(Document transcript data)
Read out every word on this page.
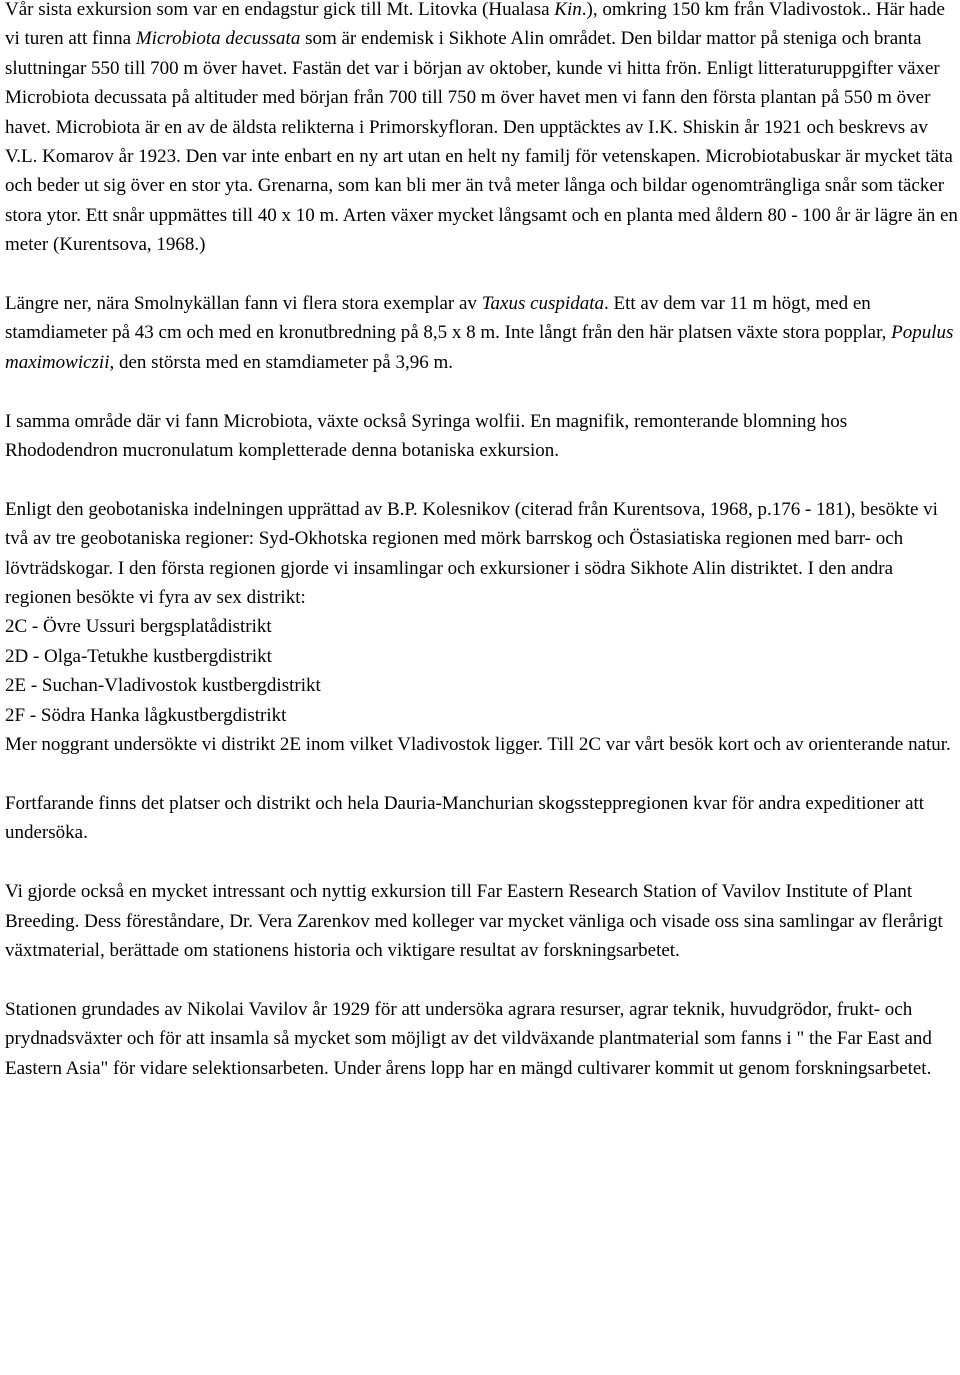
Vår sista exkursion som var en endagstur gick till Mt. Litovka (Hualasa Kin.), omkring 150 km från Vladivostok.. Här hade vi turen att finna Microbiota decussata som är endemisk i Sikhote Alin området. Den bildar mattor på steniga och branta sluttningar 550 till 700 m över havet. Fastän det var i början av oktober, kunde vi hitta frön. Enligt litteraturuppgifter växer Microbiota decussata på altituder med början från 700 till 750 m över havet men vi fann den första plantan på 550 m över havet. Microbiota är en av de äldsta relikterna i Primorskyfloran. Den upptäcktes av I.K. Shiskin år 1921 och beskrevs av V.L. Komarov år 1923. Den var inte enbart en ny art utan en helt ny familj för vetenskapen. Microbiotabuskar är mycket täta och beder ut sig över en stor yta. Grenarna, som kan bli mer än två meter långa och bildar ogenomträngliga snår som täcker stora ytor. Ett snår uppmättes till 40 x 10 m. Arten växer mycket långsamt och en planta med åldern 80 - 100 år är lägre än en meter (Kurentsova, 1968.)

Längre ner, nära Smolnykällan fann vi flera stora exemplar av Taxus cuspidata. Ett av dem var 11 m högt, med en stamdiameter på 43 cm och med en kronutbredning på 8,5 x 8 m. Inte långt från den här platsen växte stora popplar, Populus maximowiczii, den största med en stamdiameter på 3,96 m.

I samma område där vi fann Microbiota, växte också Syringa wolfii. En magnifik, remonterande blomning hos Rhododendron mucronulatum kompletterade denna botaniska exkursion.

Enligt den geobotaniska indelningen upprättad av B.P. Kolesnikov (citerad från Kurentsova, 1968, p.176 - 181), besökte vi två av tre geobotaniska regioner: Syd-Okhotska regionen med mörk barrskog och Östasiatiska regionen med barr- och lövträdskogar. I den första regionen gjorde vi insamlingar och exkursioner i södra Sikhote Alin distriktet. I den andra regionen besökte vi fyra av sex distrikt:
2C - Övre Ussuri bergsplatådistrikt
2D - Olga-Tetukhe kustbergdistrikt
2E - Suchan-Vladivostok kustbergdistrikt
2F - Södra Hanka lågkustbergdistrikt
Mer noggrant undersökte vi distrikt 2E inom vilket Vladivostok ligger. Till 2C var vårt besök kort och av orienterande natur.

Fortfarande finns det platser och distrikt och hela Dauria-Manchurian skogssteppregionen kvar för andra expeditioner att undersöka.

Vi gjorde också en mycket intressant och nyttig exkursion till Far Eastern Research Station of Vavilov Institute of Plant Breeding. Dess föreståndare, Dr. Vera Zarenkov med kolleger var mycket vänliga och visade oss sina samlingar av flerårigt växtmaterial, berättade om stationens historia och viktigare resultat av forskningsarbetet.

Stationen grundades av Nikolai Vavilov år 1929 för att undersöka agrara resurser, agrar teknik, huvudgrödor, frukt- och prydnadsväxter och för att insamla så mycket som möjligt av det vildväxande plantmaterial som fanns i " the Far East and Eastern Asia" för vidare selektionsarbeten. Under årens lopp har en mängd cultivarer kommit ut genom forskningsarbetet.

> Task objective: Write out every line above again exactly, with the pictures left out.

> Solution below:
Read out every word on this page.
Vår sista exkursion som var en endagstur gick till Mt. Litovka (Hualasa Kin.), omkring 150 km från Vladivostok.. Här hade vi turen att finna Microbiota decussata som är endemisk i Sikhote Alin området. Den bildar mattor på steniga och branta sluttningar 550 till 700 m över havet. Fastän det var i början av oktober, kunde vi hitta frön. Enligt litteraturuppgifter växer Microbiota decussata på altituder med början från 700 till 750 m över havet men vi fann den första plantan på 550 m över havet. Microbiota är en av de äldsta relikterna i Primorskyfloran. Den upptäcktes av I.K. Shiskin år 1921 och beskrevs av V.L. Komarov år 1923. Den var inte enbart en ny art utan en helt ny familj för vetenskapen. Microbiotabuskar är mycket täta och beder ut sig över en stor yta. Grenarna, som kan bli mer än två meter långa och bildar ogenomträngliga snår som täcker stora ytor. Ett snår uppmättes till 40 x 10 m. Arten växer mycket långsamt och en planta med åldern 80 - 100 år är lägre än en meter (Kurentsova, 1968.)

Längre ner, nära Smolnykällan fann vi flera stora exemplar av Taxus cuspidata. Ett av dem var 11 m högt, med en stamdiameter på 43 cm och med en kronutbredning på 8,5 x 8 m. Inte långt från den här platsen växte stora popplar, Populus maximowiczii, den största med en stamdiameter på 3,96 m.

I samma område där vi fann Microbiota, växte också Syringa wolfii. En magnifik, remonterande blomning hos Rhododendron mucronulatum kompletterade denna botaniska exkursion.

Enligt den geobotaniska indelningen upprättad av B.P. Kolesnikov (citerad från Kurentsova, 1968, p.176 - 181), besökte vi två av tre geobotaniska regioner: Syd-Okhotska regionen med mörk barrskog och Östasiatiska regionen med barr- och lövträdskogar. I den första regionen gjorde vi insamlingar och exkursioner i södra Sikhote Alin distriktet. I den andra regionen besökte vi fyra av sex distrikt:
2C - Övre Ussuri bergsplatådistrikt
2D - Olga-Tetukhe kustbergdistrikt
2E - Suchan-Vladivostok kustbergdistrikt
2F - Södra Hanka lågkustbergdistrikt
Mer noggrant undersökte vi distrikt 2E inom vilket Vladivostok ligger. Till 2C var vårt besök kort och av orienterande natur.

Fortfarande finns det platser och distrikt och hela Dauria-Manchurian skogssteppregionen kvar för andra expeditioner att undersöka.

Vi gjorde också en mycket intressant och nyttig exkursion till Far Eastern Research Station of Vavilov Institute of Plant Breeding. Dess föreståndare, Dr. Vera Zarenkov med kolleger var mycket vänliga och visade oss sina samlingar av flerårigt växtmaterial, berättade om stationens historia och viktigare resultat av forskningsarbetet.

Stationen grundades av Nikolai Vavilov år 1929 för att undersöka agrara resurser, agrar teknik, huvudgrödor, frukt- och prydnadsväxter och för att insamla så mycket som möjligt av det vildväxande plantmaterial som fanns i " the Far East and Eastern Asia" för vidare selektionsarbeten. Under årens lopp har en mängd cultivarer kommit ut genom forskningsarbetet.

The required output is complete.